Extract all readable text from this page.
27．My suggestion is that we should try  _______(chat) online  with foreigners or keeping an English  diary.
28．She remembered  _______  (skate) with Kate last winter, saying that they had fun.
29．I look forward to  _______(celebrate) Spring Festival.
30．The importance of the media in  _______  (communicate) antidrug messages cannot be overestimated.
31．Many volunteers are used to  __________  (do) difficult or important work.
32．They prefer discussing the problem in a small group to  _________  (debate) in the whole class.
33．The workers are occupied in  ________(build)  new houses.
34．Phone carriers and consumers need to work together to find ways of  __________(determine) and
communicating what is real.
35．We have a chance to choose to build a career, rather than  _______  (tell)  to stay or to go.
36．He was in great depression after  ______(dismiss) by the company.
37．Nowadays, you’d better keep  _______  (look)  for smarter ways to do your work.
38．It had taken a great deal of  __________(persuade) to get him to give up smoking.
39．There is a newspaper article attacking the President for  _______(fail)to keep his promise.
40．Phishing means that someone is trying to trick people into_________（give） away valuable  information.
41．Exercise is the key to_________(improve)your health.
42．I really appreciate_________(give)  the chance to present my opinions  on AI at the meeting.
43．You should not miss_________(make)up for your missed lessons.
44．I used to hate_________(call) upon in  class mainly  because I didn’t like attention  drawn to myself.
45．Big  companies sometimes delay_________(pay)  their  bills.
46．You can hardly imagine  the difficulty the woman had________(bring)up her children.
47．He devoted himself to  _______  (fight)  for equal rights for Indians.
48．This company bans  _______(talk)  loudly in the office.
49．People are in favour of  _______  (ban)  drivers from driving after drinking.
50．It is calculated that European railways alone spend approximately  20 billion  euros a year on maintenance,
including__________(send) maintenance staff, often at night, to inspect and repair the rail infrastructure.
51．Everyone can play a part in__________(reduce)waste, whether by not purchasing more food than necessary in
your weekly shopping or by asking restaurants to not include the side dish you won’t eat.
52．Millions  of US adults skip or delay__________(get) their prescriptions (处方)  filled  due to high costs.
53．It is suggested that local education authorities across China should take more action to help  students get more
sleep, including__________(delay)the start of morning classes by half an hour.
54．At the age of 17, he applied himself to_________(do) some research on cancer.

******************************

Reproduce each entry exactly, leaving out nothing.

■ Completed task:
Extract all readable text from this page.
27．My suggestion is that we should try  _______(chat) online  with foreigners or keeping an English  diary.
28．She remembered  _______  (skate) with Kate last winter, saying that they had fun.
29．I look forward to  _______(celebrate) Spring Festival.
30．The importance of the media in  _______  (communicate) antidrug messages cannot be overestimated.
31．Many volunteers are used to  __________  (do) difficult or important work.
32．They prefer discussing the problem in a small group to  _________  (debate) in the whole class.
33．The workers are occupied in  ________(build)  new houses.
34．Phone carriers and consumers need to work together to find ways of  __________(determine) and
communicating what is real.
35．We have a chance to choose to build a career, rather than  _______  (tell)  to stay or to go.
36．He was in great depression after  ______(dismiss) by the company.
37．Nowadays, you’d better keep  _______  (look)  for smarter ways to do your work.
38．It had taken a great deal of  __________(persuade) to get him to give up smoking.
39．There is a newspaper article attacking the President for  _______(fail)to keep his promise.
40．Phishing means that someone is trying to trick people into_________（give） away valuable  information.
41．Exercise is the key to_________(improve)your health.
42．I really appreciate_________(give)  the chance to present my opinions  on AI at the meeting.
43．You should not miss_________(make)up for your missed lessons.
44．I used to hate_________(call) upon in  class mainly  because I didn’t like attention  drawn to myself.
45．Big  companies sometimes delay_________(pay)  their  bills.
46．You can hardly imagine  the difficulty the woman had________(bring)up her children.
47．He devoted himself to  _______  (fight)  for equal rights for Indians.
48．This company bans  _______(talk)  loudly in the office.
49．People are in favour of  _______  (ban)  drivers from driving after drinking.
50．It is calculated that European railways alone spend approximately  20 billion  euros a year on maintenance,
including__________(send) maintenance staff, often at night, to inspect and repair the rail infrastructure.
51．Everyone can play a part in__________(reduce)waste, whether by not purchasing more food than necessary in
your weekly shopping or by asking restaurants to not include the side dish you won’t eat.
52．Millions  of US adults skip or delay__________(get) their prescriptions (处方)  filled  due to high costs.
53．It is suggested that local education authorities across China should take more action to help  students get more
sleep, including__________(delay)the start of morning classes by half an hour.
54．At the age of 17, he applied himself to_________(do) some research on cancer.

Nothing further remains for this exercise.